**** Data to use ****

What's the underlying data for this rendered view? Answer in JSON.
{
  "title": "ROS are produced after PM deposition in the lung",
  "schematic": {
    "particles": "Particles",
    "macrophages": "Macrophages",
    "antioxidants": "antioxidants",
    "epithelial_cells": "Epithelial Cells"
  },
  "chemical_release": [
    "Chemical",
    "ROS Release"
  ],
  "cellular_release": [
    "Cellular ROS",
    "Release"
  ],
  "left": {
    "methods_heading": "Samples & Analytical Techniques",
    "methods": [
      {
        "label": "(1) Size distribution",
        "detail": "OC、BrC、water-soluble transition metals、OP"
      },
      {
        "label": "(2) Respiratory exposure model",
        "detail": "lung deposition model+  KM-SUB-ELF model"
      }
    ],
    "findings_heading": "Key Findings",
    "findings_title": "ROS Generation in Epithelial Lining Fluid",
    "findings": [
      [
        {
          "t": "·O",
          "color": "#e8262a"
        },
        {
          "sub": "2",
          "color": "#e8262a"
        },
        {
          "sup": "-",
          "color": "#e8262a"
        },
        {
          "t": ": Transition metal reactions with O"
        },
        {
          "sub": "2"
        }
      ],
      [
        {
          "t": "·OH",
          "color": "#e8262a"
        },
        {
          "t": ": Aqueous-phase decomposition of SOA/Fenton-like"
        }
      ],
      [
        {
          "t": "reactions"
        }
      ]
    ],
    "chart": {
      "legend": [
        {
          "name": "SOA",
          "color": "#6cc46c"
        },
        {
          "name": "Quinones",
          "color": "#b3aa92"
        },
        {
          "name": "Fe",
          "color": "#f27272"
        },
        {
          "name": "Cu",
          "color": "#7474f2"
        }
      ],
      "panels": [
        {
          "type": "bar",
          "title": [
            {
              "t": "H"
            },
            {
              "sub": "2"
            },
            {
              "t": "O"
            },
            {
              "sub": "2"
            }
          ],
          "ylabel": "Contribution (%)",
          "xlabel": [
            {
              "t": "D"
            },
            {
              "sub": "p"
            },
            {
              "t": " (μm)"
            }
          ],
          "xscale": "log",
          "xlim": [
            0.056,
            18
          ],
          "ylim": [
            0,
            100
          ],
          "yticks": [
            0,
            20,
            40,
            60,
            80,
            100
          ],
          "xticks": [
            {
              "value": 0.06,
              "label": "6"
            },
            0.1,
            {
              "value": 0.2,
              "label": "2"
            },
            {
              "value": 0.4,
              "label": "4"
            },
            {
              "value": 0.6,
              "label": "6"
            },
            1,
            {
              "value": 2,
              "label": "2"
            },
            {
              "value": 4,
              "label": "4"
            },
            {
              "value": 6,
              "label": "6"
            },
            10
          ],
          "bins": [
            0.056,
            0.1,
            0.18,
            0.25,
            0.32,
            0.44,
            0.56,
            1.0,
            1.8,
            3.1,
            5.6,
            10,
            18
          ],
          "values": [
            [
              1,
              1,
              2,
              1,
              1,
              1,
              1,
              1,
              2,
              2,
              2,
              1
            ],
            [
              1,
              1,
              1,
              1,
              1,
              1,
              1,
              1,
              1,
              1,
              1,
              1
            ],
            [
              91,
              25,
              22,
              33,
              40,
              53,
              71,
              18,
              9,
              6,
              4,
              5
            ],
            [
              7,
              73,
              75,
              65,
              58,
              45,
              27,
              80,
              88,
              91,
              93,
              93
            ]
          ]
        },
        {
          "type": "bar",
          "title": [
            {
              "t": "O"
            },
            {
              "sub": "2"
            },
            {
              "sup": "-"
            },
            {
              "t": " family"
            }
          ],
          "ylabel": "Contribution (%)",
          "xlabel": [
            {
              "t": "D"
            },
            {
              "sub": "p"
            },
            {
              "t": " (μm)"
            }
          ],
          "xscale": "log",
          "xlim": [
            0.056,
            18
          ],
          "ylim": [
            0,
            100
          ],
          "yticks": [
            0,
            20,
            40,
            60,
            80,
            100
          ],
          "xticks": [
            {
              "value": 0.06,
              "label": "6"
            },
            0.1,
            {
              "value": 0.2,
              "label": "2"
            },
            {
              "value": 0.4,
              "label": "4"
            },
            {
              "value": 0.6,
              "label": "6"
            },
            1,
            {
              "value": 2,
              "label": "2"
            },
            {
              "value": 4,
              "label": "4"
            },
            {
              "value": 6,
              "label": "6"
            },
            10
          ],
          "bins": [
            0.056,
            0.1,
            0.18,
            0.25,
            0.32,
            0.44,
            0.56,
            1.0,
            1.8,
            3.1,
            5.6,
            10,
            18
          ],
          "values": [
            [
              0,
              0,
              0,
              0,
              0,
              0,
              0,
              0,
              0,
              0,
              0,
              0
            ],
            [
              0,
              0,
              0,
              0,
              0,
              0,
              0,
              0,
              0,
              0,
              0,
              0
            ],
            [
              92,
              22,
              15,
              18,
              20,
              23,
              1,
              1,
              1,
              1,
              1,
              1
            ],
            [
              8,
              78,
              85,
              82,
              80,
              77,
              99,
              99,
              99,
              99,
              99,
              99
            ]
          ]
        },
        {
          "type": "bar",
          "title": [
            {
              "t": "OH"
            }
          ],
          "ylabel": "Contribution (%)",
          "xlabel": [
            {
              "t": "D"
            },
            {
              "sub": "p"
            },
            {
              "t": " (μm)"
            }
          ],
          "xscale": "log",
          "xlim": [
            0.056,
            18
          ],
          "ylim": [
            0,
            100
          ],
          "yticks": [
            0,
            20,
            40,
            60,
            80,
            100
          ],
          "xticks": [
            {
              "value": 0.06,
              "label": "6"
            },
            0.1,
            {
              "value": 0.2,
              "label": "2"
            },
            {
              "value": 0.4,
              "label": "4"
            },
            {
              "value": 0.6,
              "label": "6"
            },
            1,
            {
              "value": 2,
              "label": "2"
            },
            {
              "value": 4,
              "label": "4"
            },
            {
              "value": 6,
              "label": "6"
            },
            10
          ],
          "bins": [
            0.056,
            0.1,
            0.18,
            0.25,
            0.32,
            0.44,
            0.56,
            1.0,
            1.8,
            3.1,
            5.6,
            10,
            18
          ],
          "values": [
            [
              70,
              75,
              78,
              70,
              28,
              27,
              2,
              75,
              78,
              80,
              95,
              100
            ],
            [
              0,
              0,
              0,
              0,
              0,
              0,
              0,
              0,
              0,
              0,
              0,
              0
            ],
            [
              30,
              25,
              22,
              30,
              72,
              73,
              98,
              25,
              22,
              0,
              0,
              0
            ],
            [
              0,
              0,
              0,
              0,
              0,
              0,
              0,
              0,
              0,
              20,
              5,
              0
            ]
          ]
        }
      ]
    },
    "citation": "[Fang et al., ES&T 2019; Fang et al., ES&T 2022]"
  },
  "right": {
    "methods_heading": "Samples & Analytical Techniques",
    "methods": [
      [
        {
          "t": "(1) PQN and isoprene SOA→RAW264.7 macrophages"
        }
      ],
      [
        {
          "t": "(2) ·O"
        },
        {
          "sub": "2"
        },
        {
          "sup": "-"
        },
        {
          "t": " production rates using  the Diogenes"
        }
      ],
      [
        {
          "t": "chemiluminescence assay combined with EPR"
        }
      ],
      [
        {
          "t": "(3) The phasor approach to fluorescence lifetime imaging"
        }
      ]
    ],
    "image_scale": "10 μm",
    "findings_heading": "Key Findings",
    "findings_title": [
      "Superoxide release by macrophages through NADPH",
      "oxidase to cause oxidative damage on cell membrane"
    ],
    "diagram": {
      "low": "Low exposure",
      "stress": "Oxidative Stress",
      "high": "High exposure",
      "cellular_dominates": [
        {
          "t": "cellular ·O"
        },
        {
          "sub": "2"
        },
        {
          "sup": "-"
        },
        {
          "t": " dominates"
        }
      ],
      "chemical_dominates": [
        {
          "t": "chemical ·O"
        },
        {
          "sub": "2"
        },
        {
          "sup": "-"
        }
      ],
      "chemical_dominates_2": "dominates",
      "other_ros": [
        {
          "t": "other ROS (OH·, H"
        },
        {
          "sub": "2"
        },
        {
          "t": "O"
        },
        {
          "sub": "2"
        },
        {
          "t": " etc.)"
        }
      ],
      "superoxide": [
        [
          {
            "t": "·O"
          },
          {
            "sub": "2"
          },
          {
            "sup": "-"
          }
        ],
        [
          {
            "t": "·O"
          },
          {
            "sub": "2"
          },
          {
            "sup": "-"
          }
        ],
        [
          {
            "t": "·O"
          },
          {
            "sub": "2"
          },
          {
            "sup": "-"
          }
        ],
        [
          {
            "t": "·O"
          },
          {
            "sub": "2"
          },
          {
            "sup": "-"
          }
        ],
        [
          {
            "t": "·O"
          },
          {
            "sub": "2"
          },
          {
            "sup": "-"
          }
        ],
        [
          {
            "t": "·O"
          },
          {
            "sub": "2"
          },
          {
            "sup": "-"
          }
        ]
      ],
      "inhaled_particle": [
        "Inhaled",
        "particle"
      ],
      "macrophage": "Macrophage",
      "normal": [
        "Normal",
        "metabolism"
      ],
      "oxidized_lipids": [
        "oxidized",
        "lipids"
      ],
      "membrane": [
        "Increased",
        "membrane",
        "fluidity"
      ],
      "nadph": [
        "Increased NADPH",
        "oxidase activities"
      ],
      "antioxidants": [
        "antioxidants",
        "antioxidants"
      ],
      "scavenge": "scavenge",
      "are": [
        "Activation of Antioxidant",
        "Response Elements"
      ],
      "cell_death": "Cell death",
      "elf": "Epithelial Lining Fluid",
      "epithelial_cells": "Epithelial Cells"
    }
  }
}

****

■ What is needed ■
Go through the lines above and tally those with the string "Cells". The total is all that is needed.

■ Answer to this task ■
2